● **QUOTED TEXT**:
start

After a prayer, we were back in our seats in time for the sermon when the pastor could speak directly to us and, more importantly, to my aunt and uncle. As we settled in and he cracked open his Bible to begin the sermon, I noticed a motion to my left. My aunt and uncle waved and smiled politely, and quietly slipped out.

In our belief system, while my sister’s dedication was important, it was only a symbol. For us, the central question was what we believed in our hearts, not whether we’d participated in the proper rituals. I was probably in high school before I realized that the formal name for the kind of Christianity that typically practiced infant baptism was “mainline Protestantism,” not “nominal Christians,” or Christians in name only, as I’d sometimes heard them called.

There were frequent warnings against insincere belief, reminders to look deep within and be certain, absolutely certain, that your “heart is right with God.” At the end of many church services, the pastor would deliver an altar call, asking anyone in the room who didn’t know Jesus to make a decision. “Make it tonight,” he’d urge. “If you were to die in a car accident on the way home, do you know where you’d go? I want you to wake up in Heaven!” And for those who’d already prayed that “prayer of salvation” giving their hearts to Christ: Are you really sure? Is your heart truly in the right place? Have you “backslidden”—the dreaded term for someone who once walked with Christ only to “slide back” into a life of sin? There were so many Bible verses, like Jeremiah 17:10, telling us that God was looking closely, scanning for sin: “I the Lord search the heart and examine the mind, to reward each person according to their conduct, according to what their deeds deserve.”

Even for children, it was critical to make a personal decision for Christ, as soon as she could even vaguely begin to comprehend it. The summer I was ten, my parents gave me a new Bible, King James Version, bound in lavender leather. On the inside cover, in my mother’s perfect, elegant script, was my name and the date: June 8, 1991. On the opposite page, under the blank page labeled “Church Record,” in my own wobbly handwriting, I wrote down the two major religious events of my life so far: my “believer’s baptism” at age eight and “Saved—age 2 ½.”

I would come to understand much later that this version of evangelical 1980s American Christianity was the descendant of a long succession of schisms and divisions and calls for spiritual revival and renewal. We had cast off the rituals of older, more established sects for an individualistic, emotional, relational faith. Those rituals did not bring a child into the church; she must choose it for herself, and freely believe in salvation through Jesus. She must recognize that she’s a sinner—that like every other human being before her, she was born with a nature that will make sin inevitable, that no sin is too small to deservedly incur God’s anger, and that God is pure and holy and righteous and cannot tolerate even a speck of sinfulness. She must understand that the only just and appropriate punishment for sin is permanent separation from God, in “eternal, conscious torment,” as many pastors reminded us, in the fires of Hell, which burn forever but never consume.

end

● **MATERIAL PROVIDED**:
start

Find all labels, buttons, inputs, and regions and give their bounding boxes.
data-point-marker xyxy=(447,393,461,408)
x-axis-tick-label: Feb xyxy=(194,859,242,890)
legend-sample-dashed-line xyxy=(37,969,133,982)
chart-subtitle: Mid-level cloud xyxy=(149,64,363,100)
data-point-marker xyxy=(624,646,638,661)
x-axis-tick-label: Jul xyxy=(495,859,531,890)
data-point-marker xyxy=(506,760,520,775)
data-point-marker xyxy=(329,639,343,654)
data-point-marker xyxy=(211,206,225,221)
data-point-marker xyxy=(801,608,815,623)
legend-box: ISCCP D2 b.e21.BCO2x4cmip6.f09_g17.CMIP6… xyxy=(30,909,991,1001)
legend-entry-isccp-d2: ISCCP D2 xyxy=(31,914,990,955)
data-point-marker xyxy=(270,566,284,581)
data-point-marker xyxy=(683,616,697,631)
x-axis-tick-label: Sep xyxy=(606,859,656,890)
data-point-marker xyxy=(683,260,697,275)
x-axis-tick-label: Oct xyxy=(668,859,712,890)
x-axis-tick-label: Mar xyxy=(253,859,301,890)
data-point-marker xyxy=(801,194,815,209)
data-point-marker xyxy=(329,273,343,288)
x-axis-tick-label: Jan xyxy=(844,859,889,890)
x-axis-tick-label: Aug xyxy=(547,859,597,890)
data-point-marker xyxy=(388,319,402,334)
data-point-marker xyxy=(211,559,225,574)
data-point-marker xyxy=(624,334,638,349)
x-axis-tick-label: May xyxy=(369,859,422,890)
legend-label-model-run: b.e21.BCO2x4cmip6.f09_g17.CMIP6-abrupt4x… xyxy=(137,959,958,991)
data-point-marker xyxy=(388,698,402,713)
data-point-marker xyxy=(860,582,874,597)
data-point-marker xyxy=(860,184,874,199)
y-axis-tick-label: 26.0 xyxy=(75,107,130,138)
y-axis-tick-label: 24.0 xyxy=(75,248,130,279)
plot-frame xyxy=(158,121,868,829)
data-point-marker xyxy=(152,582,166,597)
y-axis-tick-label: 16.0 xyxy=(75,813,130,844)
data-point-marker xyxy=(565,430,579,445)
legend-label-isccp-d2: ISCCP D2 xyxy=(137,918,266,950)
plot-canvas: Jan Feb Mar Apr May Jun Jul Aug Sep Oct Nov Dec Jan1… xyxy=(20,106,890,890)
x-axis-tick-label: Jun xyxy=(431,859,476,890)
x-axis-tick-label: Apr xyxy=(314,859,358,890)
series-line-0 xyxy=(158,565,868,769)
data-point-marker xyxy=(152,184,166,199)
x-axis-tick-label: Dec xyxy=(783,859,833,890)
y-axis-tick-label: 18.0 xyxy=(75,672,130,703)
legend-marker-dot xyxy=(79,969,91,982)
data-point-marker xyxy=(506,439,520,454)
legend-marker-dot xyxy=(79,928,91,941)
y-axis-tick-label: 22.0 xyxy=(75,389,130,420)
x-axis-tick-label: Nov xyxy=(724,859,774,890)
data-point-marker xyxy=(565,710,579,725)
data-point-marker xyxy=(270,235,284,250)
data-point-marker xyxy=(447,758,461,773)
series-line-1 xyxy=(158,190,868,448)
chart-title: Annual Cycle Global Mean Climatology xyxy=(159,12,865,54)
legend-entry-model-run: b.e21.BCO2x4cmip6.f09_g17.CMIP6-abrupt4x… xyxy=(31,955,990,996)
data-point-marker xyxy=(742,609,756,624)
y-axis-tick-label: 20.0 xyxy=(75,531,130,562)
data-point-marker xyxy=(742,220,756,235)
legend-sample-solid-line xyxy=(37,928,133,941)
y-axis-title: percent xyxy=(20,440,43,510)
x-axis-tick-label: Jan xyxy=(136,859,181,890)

end

● **SHORT PROBLEM 1**: Could you shorten the paragraph of the passage on evangelical faith that begins "Even for children, it was critical" and keep its main facts?
● **SHORT PROBLEM 2**: Can you turn the records, starting with their first line and going on through the line with "data-point-marker xyxy=(683,260,697,275)", into a JSON list of strings, one per line with blank lines left out, and give only those lines?
The text and the records have no connection to each other.

● **TASK OUTPUT 1**: Children were expected to make a personal decision for Christ as soon as they could begin to grasp it. The summer I was ten, my parents gave me a lavender leather King James Bible, with my name and the date June 8, 1991, written inside by my mother. On its "Church Record" page I wrote my two religious milestones: my "believer's baptism" at age eight and "Saved—age 2 ½."

● **TASK OUTPUT 2**:
[
  "Find all labels, buttons, inputs, and regions and give their bounding boxes.",
  "data-point-marker xyxy=(447,393,461,408)",
  "x-axis-tick-label: Feb xyxy=(194,859,242,890)",
  "legend-sample-dashed-line xyxy=(37,969,133,982)",
  "chart-subtitle: Mid-level cloud xyxy=(149,64,363,100)",
  "data-point-marker xyxy=(624,646,638,661)",
  "x-axis-tick-label: Jul xyxy=(495,859,531,890)",
  "data-point-marker xyxy=(506,760,520,775)",
  "data-point-marker xyxy=(329,639,343,654)",
  "data-point-marker xyxy=(211,206,225,221)",
  "data-point-marker xyxy=(801,608,815,623)",
  "legend-box: ISCCP D2 b.e21.BCO2x4cmip6.f09_g17.CMIP6… xyxy=(30,909,991,1001)",
  "legend-entry-isccp-d2: ISCCP D2 xyxy=(31,914,990,955)",
  "data-point-marker xyxy=(270,566,284,581)",
  "data-point-marker xyxy=(683,616,697,631)",
  "x-axis-tick-label: Sep xyxy=(606,859,656,890)",
  "data-point-marker xyxy=(683,260,697,275)"
]